== Given records
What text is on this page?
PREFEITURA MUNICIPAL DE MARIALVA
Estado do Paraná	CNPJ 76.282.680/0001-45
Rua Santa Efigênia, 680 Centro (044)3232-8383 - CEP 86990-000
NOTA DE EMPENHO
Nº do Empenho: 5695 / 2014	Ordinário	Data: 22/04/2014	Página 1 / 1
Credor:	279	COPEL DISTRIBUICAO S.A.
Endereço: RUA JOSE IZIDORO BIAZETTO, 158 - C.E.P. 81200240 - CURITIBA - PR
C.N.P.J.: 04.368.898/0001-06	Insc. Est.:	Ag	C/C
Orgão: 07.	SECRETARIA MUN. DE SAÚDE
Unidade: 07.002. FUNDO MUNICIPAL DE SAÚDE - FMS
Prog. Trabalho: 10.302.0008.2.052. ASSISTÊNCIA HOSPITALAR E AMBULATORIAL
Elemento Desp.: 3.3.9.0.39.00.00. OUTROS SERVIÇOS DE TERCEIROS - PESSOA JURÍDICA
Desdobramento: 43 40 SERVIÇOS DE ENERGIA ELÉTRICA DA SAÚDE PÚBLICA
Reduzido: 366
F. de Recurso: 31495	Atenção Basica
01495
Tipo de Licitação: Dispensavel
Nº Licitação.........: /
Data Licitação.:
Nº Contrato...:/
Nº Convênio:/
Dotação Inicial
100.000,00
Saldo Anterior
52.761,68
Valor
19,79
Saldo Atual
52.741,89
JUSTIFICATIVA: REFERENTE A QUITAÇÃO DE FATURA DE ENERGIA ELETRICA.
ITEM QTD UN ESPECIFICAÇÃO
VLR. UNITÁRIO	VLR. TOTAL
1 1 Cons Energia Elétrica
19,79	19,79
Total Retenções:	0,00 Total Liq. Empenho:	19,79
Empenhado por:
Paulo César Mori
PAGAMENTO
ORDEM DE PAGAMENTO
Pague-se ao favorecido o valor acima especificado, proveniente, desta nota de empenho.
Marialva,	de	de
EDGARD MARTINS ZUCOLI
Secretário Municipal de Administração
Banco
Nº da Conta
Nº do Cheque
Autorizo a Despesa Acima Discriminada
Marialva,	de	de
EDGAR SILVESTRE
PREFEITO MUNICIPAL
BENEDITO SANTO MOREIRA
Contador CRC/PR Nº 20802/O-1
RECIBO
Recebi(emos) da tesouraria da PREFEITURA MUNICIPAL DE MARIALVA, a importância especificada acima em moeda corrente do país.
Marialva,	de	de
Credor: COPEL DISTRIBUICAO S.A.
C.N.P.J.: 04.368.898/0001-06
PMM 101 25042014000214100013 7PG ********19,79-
====
**The problem:** From the listing above, copy every line that includes the word "Licitação".

**Problem solution:**
Tipo de Licitação: Dispensavel
Nº Licitação.........: /
Data Licitação.:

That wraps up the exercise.